(Part of a data file)
§

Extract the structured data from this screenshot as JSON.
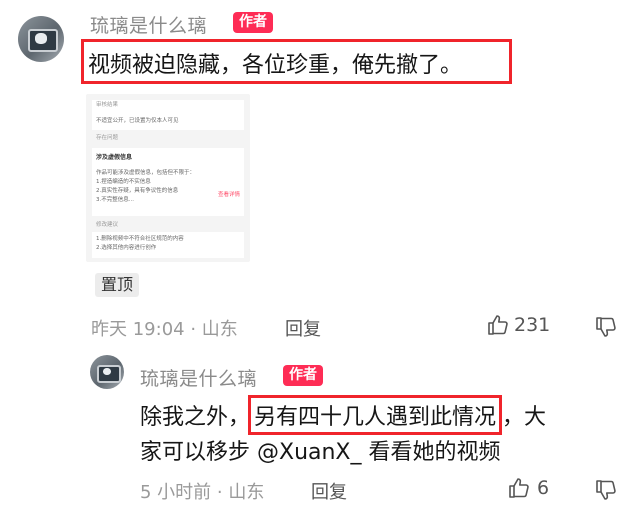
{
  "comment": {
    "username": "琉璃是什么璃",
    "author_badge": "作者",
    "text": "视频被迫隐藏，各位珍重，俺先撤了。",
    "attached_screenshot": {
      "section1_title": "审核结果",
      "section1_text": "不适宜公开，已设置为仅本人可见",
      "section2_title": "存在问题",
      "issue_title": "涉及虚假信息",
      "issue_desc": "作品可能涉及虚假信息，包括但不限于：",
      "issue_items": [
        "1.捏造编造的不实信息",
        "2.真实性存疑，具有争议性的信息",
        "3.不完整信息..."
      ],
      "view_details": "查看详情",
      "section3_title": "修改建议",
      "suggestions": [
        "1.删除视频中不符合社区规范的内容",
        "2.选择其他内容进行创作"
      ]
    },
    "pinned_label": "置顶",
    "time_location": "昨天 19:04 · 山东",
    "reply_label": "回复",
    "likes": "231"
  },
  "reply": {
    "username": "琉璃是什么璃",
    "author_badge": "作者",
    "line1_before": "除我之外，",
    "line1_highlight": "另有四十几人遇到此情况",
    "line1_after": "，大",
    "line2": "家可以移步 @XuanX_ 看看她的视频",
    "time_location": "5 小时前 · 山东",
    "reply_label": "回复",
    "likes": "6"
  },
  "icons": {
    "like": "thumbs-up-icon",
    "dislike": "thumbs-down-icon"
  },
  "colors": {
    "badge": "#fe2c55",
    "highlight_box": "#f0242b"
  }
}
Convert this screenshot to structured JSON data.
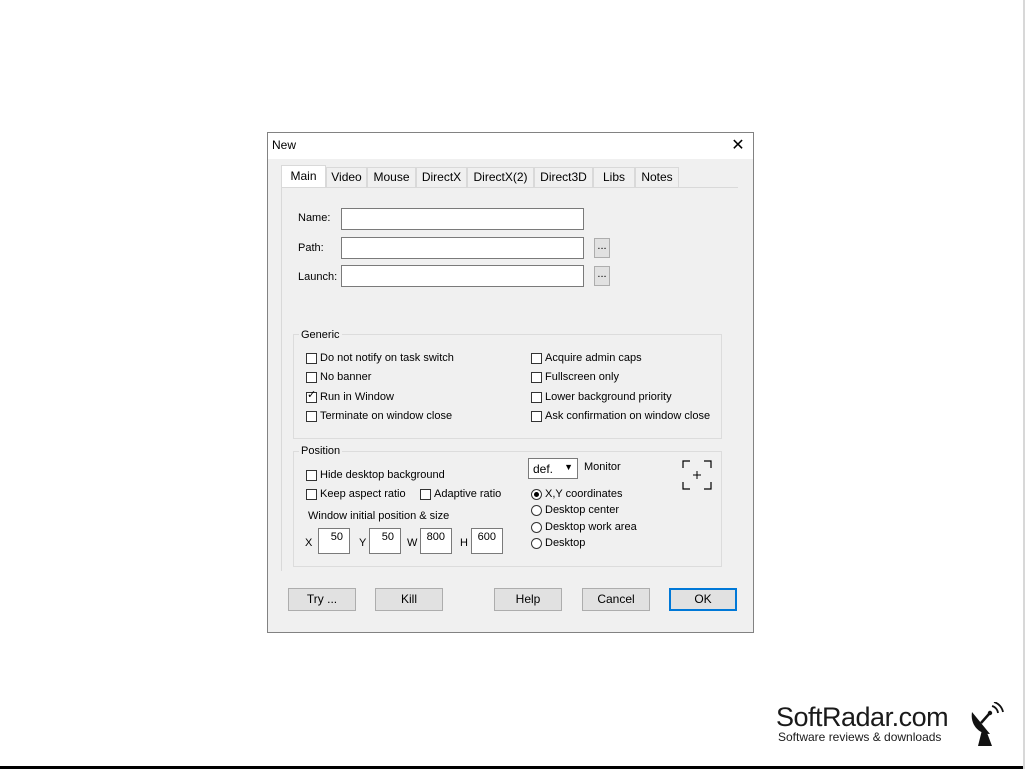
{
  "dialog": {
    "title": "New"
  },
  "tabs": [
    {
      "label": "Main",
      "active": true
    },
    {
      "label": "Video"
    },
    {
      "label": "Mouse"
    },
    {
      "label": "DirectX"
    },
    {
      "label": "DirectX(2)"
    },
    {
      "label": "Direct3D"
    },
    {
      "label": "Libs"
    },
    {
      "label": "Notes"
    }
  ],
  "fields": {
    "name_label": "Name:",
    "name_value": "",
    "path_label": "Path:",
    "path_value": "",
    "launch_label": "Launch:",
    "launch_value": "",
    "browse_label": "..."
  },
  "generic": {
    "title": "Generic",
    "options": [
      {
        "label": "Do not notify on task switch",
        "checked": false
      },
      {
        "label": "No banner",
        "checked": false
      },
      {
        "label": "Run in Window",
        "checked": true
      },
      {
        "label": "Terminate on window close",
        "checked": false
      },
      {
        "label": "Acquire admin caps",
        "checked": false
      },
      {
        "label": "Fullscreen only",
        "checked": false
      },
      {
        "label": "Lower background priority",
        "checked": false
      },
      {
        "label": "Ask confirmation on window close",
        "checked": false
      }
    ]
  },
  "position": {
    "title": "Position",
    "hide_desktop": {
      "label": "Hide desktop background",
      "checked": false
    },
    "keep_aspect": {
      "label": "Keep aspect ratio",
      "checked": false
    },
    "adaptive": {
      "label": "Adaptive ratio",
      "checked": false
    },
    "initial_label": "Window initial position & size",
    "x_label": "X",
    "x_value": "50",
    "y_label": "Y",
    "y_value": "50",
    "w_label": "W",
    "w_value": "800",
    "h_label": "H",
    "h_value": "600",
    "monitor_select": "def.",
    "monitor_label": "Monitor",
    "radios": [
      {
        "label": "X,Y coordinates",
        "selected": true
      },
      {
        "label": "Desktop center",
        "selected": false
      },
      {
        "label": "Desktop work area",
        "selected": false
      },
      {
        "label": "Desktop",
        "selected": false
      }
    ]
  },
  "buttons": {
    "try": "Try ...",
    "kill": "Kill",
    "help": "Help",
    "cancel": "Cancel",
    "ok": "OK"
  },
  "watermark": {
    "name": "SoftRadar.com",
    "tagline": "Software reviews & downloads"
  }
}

§

Your copy of the data should match it exactly, except that pictures are left out.

_Expected output_
Extract the structured data from this screenshot as JSON.
{
  "comment": {
    "username": "琉璃是什么璃",
    "author_badge": "作者",
    "text": "视频被迫隐藏，各位珍重，俺先撤了。",
    "attached_screenshot": {
      "section1_title": "审核结果",
      "section1_text": "不适宜公开，已设置为仅本人可见",
      "section2_title": "存在问题",
      "issue_title": "涉及虚假信息",
      "issue_desc": "作品可能涉及虚假信息，包括但不限于：",
      "issue_items": [
        "1.捏造编造的不实信息",
        "2.真实性存疑，具有争议性的信息",
        "3.不完整信息..."
      ],
      "view_details": "查看详情",
      "section3_title": "修改建议",
      "suggestions": [
        "1.删除视频中不符合社区规范的内容",
        "2.选择其他内容进行创作"
      ]
    },
    "pinned_label": "置顶",
    "time_location": "昨天 19:04 · 山东",
    "reply_label": "回复",
    "likes": "231"
  },
  "reply": {
    "username": "琉璃是什么璃",
    "author_badge": "作者",
    "line1_before": "除我之外，",
    "line1_highlight": "另有四十几人遇到此情况",
    "line1_after": "，大",
    "line2": "家可以移步 @XuanX_ 看看她的视频",
    "time_location": "5 小时前 · 山东",
    "reply_label": "回复",
    "likes": "6"
  },
  "icons": {
    "like": "thumbs-up-icon",
    "dislike": "thumbs-down-icon"
  },
  "colors": {
    "badge": "#fe2c55",
    "highlight_box": "#f0242b"
  }
}
Convert this screenshot to structured JSON data.
{
  "dialog": {
    "title": "New"
  },
  "tabs": [
    {
      "label": "Main",
      "active": true
    },
    {
      "label": "Video"
    },
    {
      "label": "Mouse"
    },
    {
      "label": "DirectX"
    },
    {
      "label": "DirectX(2)"
    },
    {
      "label": "Direct3D"
    },
    {
      "label": "Libs"
    },
    {
      "label": "Notes"
    }
  ],
  "fields": {
    "name_label": "Name:",
    "name_value": "",
    "path_label": "Path:",
    "path_value": "",
    "launch_label": "Launch:",
    "launch_value": "",
    "browse_label": "..."
  },
  "generic": {
    "title": "Generic",
    "options": [
      {
        "label": "Do not notify on task switch",
        "checked": false
      },
      {
        "label": "No banner",
        "checked": false
      },
      {
        "label": "Run in Window",
        "checked": true
      },
      {
        "label": "Terminate on window close",
        "checked": false
      },
      {
        "label": "Acquire admin caps",
        "checked": false
      },
      {
        "label": "Fullscreen only",
        "checked": false
      },
      {
        "label": "Lower background priority",
        "checked": false
      },
      {
        "label": "Ask confirmation on window close",
        "checked": false
      }
    ]
  },
  "position": {
    "title": "Position",
    "hide_desktop": {
      "label": "Hide desktop background",
      "checked": false
    },
    "keep_aspect": {
      "label": "Keep aspect ratio",
      "checked": false
    },
    "adaptive": {
      "label": "Adaptive ratio",
      "checked": false
    },
    "initial_label": "Window initial position & size",
    "x_label": "X",
    "x_value": "50",
    "y_label": "Y",
    "y_value": "50",
    "w_label": "W",
    "w_value": "800",
    "h_label": "H",
    "h_value": "600",
    "monitor_select": "def.",
    "monitor_label": "Monitor",
    "radios": [
      {
        "label": "X,Y coordinates",
        "selected": true
      },
      {
        "label": "Desktop center",
        "selected": false
      },
      {
        "label": "Desktop work area",
        "selected": false
      },
      {
        "label": "Desktop",
        "selected": false
      }
    ]
  },
  "buttons": {
    "try": "Try ...",
    "kill": "Kill",
    "help": "Help",
    "cancel": "Cancel",
    "ok": "OK"
  },
  "watermark": {
    "name": "SoftRadar.com",
    "tagline": "Software reviews & downloads"
  }
}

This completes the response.